SOURCE TEXT:
□ □ □ □

N-Acetyl-L-methionine or N-Acetylmethionine, belongs to the class of organic compounds known as N-acyl-alpha amino acids. N-acyl-alpha amino acids are compounds containing an alpha amino acid which bears an acyl group at its terminal nitrogen atom. N-Acetylmethionine can also be classified as an alpha amino acid or a derivatized alpha amino acid. Technically, N-Acetylmethionine is a biologically available N-terminal capped form of the proteinogenic alpha amino acid L-methionine. N-acetyl amino acids can be produced either via direct synthesis of specific N-acetyltransferases or via the proteolytic degradation of N-acetylated proteins by specific hydrolases. N-terminal acetylation of proteins is a widespread and highly conserved process in eukaryotes that is involved in protection and stability of proteins. About 85% of all human proteins and 68% of all yeast proteins are acetylated at their N-terminus. The majority of eukaryotic N-terminal-acetylation reactions occur through N-acetyltransferase enzymes or NAT. he substrate specificities of different NAT enzymes are mainly determined by the identities of the first two N-terminal residues of the target protein. The human NatA complex co-translationally acetylates N-termini that bear a small amino acid (A, S, T, C, and occasionally V and G). NatA also exists in a monomeric state and can post-translationally acetylate acidic N-termini residues (D-, E-). NatB and NatC acetylate N-terminal methionine with further specificity determined by the identity of the second amino acid. N-acetylated amino acids, such as N-acetylmethionine can be released by an N-acylpeptide hydrolase from peptides generated by proteolytic degradation. In addition to the NAT enzymes and protein-based acetylation, N-acetylation of free methionine can also occur. In particular, N-Acetylmethionine can be biosynthesized from L-methionine and acetyl-CoA by the enzyme methionine N-acetyltransferase. Many N-acetylamino acids, including N-acetylmethionine are classified as uremic toxins if present in high abundance in the serum or plasma. Uremic toxins are a diverse group of endogenously produced molecules that, if not properly cleared or eliminated by the kidneys, can cause kidney damage, cardiovascular disease and neurological deficits.

□ □ □ □

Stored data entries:
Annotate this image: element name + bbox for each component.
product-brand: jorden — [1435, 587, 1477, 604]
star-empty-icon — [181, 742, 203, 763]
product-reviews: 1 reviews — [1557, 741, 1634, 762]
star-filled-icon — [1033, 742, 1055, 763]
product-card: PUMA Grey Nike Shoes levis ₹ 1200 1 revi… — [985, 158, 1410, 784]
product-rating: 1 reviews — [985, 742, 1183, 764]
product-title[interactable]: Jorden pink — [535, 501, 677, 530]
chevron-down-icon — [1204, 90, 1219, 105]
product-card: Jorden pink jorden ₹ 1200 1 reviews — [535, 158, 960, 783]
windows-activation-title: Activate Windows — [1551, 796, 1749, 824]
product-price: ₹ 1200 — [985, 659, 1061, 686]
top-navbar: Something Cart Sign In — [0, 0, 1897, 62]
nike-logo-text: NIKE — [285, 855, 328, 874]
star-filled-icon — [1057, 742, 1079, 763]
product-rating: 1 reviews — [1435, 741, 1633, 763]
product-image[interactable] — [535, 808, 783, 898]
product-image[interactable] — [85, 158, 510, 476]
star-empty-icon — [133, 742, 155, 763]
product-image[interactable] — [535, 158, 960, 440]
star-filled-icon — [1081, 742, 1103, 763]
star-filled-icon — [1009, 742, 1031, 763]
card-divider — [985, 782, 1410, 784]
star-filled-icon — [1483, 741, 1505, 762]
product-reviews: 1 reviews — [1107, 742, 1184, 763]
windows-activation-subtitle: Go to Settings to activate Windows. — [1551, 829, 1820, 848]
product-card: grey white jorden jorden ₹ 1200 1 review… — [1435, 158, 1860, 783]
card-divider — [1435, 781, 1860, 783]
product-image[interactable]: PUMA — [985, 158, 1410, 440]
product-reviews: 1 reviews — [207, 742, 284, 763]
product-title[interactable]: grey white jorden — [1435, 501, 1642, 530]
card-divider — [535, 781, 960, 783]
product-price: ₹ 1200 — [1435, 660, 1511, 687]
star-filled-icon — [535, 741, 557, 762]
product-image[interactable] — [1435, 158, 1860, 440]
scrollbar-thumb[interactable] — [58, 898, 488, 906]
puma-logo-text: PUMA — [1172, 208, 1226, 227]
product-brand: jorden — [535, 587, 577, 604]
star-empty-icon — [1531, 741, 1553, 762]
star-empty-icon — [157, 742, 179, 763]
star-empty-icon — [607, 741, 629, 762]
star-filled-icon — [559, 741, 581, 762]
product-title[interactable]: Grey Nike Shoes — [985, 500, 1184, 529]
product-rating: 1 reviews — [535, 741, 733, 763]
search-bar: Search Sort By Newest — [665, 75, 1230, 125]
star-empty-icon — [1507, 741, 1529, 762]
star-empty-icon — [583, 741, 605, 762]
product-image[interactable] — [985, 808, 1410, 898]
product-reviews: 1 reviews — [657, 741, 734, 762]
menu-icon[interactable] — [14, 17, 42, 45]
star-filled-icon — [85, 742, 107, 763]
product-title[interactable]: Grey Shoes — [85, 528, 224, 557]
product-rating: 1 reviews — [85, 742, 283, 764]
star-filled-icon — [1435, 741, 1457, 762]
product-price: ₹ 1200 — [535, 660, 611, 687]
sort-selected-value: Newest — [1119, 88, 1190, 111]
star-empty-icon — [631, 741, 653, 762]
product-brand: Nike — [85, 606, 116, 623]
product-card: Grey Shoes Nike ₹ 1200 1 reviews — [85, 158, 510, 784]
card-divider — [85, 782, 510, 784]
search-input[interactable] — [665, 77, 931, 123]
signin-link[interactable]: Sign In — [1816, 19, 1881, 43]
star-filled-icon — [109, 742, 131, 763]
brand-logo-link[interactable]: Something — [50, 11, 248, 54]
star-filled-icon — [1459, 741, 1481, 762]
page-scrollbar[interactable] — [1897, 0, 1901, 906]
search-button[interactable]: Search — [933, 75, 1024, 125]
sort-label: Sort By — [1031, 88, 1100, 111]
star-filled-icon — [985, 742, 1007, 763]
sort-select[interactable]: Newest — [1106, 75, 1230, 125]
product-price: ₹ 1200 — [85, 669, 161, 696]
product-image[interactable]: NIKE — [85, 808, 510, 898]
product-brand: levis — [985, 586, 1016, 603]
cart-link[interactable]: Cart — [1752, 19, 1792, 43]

□ □ □ □

YOUR TASK:
According to the N-acetylmethionine text, why do uremic toxins pose a health risk? Answer using only the text.

RESULT OF THE TASK:
Uremic toxins are molecules the body produces itself. If the kidneys do not properly clear or eliminate them, they can cause kidney damage, cardiovascular disease and neurological deficits.